**Short problem**
Filter out everything except lines holding "Reviews".

Dataset records:
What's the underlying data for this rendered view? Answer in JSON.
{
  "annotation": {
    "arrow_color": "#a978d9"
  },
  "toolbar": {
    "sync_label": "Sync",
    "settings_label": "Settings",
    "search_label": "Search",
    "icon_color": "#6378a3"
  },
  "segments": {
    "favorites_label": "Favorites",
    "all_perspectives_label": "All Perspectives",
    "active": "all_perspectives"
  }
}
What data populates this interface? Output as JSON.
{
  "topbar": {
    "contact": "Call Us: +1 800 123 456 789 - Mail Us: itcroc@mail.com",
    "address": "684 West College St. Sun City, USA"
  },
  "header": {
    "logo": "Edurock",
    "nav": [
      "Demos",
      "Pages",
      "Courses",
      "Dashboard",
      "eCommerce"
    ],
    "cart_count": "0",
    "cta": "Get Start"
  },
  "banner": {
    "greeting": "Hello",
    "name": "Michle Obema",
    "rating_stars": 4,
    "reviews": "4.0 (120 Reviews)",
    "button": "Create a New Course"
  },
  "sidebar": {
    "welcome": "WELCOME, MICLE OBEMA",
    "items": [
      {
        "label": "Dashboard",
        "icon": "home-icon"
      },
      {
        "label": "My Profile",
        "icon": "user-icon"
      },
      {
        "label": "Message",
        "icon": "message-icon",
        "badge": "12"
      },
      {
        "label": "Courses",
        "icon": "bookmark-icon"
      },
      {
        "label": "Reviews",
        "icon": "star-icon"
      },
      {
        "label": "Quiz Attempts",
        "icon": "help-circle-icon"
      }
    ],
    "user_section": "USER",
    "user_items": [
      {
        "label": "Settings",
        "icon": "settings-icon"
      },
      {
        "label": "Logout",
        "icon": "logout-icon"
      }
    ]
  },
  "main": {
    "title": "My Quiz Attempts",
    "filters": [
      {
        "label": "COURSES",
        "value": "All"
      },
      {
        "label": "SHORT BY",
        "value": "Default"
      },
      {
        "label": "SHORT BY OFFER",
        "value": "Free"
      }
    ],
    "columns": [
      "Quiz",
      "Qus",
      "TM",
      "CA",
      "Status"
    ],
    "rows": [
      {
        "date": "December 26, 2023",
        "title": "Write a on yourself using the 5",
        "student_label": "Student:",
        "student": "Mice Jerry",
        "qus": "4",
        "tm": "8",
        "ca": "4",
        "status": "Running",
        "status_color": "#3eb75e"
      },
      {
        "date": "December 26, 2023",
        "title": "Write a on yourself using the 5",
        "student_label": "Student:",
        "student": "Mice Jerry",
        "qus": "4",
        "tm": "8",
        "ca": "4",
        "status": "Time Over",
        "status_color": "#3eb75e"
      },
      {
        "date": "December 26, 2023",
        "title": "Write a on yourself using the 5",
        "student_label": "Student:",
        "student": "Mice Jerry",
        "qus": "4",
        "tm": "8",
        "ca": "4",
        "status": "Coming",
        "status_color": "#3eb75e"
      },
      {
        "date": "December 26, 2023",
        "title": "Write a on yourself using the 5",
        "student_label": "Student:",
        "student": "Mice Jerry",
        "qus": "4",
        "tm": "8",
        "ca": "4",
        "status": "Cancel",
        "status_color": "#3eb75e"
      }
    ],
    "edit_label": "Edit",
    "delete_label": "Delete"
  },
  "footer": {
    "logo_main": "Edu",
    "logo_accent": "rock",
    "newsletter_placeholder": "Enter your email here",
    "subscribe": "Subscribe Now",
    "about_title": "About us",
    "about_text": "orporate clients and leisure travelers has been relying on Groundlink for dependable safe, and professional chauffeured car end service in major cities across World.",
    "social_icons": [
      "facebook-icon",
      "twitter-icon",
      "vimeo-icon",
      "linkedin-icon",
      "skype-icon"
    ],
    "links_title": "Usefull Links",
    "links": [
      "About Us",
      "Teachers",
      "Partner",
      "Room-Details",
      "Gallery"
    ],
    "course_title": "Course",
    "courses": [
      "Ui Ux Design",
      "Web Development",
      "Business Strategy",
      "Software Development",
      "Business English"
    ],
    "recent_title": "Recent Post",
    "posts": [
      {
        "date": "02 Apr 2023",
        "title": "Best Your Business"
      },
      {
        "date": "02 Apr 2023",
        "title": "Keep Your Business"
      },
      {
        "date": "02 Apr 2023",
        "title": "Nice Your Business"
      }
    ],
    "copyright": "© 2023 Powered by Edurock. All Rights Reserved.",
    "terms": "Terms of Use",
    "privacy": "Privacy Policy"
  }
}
...
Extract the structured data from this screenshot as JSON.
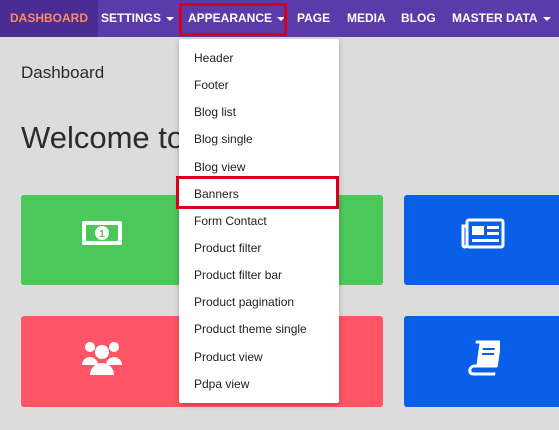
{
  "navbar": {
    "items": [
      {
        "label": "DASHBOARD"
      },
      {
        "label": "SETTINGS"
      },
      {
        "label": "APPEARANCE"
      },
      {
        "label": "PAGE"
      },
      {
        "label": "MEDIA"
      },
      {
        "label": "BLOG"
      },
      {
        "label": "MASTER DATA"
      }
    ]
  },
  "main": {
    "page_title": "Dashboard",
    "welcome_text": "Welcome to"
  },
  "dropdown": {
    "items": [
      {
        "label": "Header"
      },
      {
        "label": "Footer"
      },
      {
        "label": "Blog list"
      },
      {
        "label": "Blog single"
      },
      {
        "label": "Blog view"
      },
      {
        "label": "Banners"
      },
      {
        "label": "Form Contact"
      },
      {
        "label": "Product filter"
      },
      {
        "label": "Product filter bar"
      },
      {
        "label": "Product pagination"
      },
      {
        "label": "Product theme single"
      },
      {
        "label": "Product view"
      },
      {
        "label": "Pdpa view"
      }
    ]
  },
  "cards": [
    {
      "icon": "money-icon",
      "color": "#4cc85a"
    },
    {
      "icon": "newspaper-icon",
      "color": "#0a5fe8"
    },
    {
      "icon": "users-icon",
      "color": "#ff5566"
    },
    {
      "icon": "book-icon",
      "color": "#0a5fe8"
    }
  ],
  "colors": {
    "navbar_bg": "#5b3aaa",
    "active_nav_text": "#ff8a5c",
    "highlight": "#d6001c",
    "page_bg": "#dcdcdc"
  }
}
==
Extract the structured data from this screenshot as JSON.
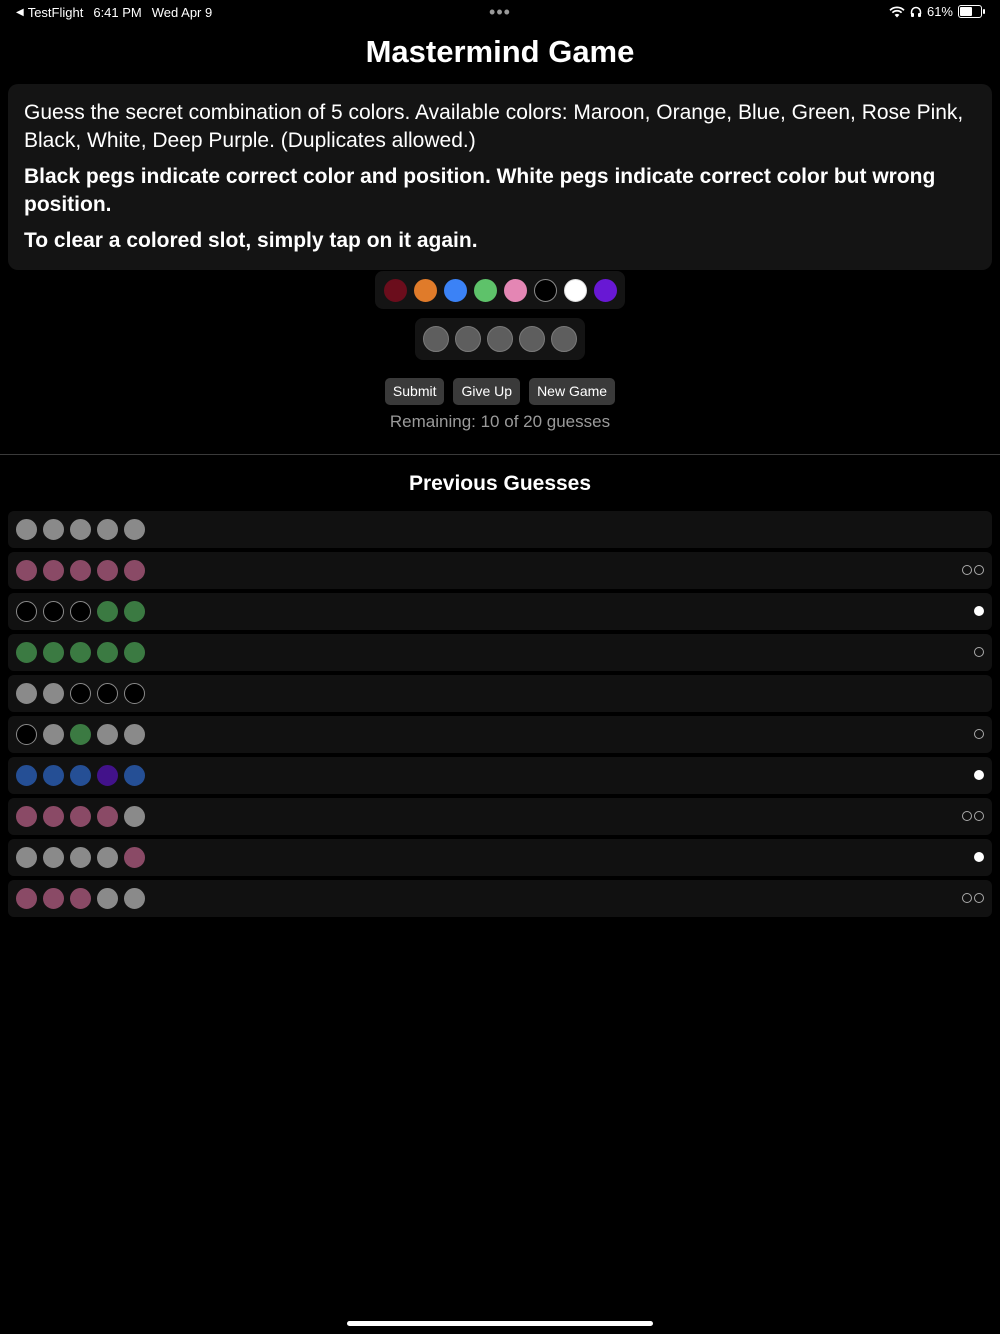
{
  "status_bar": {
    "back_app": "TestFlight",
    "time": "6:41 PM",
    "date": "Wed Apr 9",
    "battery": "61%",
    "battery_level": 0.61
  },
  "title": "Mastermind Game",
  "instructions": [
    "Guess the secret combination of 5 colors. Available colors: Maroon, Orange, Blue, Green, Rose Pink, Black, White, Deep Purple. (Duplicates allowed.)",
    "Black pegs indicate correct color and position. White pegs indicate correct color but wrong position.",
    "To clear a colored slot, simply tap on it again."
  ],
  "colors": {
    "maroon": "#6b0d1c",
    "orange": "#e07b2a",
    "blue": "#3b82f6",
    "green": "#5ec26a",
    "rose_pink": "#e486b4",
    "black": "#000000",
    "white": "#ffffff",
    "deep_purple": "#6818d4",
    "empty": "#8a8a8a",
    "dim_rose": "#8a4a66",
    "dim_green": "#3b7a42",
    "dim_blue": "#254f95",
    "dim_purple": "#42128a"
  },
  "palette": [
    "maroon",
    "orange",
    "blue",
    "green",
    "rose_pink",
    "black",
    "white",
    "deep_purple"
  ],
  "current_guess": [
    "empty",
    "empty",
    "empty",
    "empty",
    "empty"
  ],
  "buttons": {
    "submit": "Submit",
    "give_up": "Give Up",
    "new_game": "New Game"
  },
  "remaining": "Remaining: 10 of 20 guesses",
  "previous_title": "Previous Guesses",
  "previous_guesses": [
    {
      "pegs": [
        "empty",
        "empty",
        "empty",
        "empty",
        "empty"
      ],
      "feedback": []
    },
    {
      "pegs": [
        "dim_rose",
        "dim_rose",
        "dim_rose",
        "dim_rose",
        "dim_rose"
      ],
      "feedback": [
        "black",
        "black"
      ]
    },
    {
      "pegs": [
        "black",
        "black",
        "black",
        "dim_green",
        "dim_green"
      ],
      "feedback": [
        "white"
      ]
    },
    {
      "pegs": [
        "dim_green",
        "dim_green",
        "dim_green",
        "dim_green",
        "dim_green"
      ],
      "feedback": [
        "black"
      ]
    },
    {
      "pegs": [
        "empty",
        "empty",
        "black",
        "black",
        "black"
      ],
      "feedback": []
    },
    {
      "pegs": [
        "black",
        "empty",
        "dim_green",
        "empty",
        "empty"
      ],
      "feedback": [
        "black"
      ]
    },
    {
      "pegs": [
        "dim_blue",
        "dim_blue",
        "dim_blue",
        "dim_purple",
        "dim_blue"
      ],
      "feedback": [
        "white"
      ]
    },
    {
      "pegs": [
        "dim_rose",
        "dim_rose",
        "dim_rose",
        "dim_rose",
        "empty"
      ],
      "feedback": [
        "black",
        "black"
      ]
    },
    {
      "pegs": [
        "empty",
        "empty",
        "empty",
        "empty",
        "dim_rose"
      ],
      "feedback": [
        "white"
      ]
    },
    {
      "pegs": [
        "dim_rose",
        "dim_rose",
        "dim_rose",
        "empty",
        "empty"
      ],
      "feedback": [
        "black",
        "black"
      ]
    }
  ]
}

**The response**
    "reviews": "4.0 (120 Reviews)",
        "label": "Reviews",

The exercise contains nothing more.